--- AIM OF THE EXERCISE ---
Tally the lines that contain the string "JSON" and state that total without comment.

--- PROVIDED DATA ---
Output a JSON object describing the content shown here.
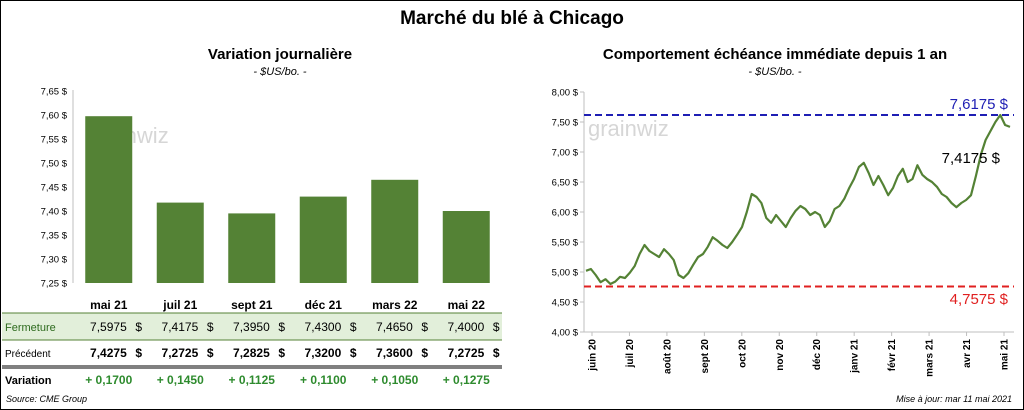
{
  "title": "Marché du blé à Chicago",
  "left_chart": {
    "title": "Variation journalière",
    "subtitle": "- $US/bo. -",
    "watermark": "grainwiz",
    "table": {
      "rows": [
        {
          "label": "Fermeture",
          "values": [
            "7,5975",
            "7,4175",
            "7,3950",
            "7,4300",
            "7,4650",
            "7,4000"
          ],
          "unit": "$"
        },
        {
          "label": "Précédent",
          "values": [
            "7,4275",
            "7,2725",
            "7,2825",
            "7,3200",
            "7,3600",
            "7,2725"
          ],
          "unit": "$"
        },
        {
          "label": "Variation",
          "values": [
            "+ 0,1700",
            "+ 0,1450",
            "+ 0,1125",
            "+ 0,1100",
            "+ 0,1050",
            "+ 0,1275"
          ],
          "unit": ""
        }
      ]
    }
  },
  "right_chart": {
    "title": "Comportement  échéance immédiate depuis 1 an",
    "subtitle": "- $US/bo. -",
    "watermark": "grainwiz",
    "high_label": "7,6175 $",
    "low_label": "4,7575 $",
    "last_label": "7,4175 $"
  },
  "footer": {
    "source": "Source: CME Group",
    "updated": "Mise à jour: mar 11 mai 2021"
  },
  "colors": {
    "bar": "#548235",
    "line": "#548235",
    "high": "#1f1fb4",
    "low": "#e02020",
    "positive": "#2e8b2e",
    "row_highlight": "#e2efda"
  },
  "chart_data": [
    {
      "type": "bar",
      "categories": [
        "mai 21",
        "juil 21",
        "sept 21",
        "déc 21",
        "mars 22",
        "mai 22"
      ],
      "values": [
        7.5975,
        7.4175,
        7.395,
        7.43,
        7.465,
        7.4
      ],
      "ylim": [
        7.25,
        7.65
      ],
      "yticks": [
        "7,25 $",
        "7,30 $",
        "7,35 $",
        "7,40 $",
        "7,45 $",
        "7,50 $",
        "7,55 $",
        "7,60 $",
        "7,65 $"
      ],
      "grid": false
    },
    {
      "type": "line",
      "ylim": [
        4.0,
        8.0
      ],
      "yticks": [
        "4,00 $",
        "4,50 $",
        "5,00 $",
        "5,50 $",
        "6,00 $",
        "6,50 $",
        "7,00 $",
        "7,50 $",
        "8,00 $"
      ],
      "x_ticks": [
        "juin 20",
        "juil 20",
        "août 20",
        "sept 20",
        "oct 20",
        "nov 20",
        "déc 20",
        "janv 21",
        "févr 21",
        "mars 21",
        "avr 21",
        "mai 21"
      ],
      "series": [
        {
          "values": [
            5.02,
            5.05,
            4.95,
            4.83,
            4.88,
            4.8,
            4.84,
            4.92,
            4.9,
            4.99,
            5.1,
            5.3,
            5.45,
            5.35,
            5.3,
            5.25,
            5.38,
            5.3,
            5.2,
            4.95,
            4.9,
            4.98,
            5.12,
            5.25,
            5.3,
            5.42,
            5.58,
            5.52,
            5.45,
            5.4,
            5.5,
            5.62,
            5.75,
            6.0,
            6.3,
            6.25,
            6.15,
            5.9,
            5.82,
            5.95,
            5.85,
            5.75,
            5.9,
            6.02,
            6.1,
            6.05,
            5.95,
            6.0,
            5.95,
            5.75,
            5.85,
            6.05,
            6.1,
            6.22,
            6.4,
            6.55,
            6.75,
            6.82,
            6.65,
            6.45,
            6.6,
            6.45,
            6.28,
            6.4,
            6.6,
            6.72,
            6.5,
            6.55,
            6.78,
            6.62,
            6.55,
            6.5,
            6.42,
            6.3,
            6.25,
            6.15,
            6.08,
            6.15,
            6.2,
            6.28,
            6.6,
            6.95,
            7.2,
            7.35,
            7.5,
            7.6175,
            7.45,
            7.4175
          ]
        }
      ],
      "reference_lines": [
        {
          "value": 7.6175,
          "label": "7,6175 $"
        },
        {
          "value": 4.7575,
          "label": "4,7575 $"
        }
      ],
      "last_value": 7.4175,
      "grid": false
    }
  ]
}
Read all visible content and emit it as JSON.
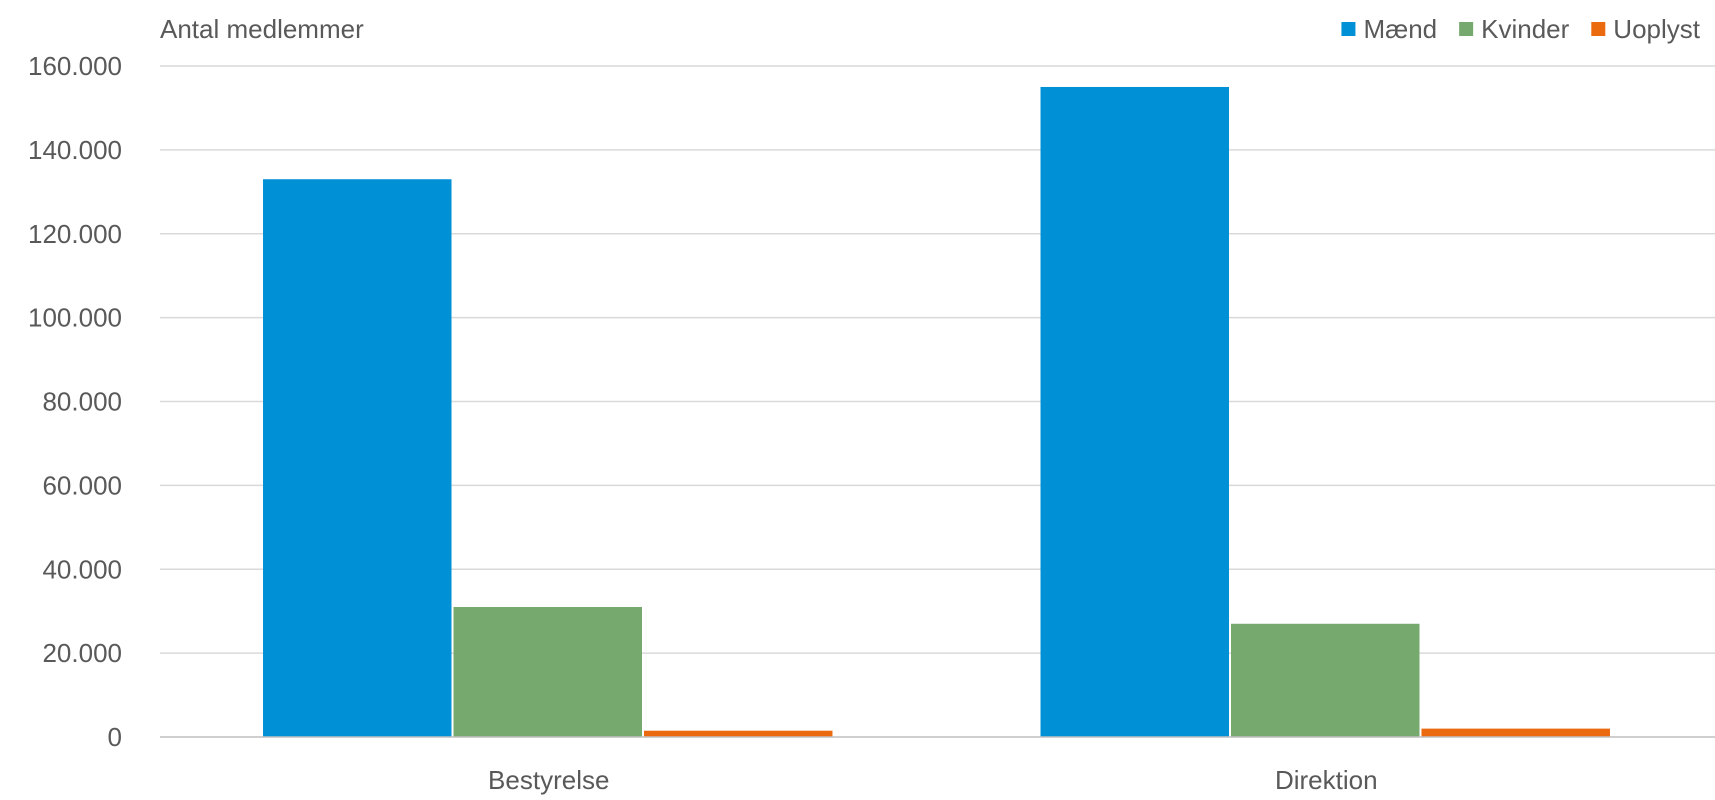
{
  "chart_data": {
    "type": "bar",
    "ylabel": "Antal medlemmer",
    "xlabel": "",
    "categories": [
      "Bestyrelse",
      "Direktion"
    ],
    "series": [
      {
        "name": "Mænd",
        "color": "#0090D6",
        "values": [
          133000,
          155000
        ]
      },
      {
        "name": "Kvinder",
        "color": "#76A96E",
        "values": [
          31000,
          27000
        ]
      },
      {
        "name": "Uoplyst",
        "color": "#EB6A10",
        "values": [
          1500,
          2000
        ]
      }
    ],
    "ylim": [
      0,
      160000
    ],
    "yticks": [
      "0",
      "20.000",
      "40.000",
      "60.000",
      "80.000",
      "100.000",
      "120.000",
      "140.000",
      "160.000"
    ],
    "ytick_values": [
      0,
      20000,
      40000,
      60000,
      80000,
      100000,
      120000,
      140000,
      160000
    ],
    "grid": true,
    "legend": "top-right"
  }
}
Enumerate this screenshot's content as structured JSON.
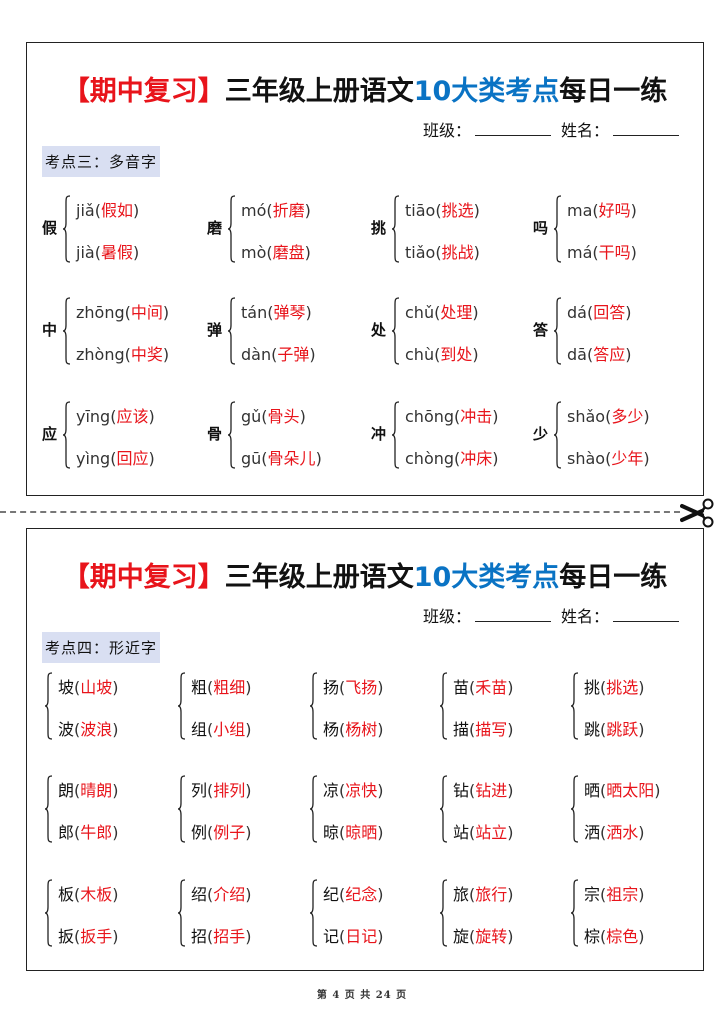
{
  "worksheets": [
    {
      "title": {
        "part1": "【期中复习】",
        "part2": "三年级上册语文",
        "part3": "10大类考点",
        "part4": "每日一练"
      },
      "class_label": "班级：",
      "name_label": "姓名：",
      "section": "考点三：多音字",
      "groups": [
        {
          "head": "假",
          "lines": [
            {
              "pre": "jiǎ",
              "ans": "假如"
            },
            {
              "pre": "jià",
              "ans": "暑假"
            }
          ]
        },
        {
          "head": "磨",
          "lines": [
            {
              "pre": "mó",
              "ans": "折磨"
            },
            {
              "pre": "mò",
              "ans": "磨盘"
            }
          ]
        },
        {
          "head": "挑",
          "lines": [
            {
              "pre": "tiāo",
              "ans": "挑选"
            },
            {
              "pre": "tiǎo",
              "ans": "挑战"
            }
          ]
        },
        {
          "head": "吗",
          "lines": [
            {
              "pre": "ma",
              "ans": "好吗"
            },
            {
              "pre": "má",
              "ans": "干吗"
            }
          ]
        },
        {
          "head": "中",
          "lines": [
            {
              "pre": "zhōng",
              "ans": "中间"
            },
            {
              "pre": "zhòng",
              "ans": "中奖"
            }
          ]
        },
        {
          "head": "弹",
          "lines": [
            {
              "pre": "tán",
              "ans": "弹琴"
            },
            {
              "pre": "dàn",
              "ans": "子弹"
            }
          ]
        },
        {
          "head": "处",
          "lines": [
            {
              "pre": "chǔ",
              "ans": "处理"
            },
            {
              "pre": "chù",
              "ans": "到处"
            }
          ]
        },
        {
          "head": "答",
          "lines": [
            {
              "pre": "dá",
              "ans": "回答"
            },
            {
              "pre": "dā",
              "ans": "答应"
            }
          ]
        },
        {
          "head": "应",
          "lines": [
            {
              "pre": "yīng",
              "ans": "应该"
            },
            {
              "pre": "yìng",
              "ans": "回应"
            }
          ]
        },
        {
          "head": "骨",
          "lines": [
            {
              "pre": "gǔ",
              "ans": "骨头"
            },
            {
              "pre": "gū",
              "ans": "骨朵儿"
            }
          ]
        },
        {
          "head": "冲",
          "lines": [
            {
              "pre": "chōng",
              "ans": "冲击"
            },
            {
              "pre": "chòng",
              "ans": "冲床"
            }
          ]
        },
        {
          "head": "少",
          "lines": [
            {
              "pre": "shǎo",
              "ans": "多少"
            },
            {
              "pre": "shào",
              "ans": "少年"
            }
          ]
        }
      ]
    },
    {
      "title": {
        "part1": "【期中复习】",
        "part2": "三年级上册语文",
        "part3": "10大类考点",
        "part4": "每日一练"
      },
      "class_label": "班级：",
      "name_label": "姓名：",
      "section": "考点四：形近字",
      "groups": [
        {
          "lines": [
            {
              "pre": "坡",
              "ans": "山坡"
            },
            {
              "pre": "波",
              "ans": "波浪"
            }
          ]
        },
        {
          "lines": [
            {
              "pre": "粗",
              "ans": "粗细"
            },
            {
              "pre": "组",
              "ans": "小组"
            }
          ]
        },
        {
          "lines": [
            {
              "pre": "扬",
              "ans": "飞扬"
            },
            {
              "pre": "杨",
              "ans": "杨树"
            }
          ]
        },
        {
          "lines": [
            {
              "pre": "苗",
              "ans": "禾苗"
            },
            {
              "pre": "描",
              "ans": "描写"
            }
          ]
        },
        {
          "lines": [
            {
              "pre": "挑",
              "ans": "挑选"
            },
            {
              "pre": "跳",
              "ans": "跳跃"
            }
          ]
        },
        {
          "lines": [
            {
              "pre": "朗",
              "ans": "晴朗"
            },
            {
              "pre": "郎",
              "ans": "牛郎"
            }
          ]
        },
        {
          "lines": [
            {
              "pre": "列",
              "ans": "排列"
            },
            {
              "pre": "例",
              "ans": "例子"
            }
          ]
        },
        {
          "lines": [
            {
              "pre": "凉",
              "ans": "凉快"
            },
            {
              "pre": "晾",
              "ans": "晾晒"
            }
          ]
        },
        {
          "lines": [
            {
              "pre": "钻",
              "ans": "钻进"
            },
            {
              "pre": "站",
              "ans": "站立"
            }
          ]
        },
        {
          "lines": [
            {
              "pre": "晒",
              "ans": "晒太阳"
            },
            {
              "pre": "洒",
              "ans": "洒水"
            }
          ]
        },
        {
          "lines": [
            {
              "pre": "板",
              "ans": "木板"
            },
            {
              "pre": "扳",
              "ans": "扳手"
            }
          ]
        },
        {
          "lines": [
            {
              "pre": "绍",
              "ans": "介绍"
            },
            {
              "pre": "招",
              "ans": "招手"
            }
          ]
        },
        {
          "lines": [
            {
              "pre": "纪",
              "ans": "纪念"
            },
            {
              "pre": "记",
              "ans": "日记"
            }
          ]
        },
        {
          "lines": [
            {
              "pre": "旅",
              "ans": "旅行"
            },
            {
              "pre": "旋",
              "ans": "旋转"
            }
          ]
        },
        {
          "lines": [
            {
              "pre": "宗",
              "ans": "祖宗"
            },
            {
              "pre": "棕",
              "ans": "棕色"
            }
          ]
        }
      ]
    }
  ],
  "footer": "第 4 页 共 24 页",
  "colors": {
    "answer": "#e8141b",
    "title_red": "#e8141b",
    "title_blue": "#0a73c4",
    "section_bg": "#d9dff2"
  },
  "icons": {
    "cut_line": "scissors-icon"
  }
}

--- EXERCISE SOLUTION ---
3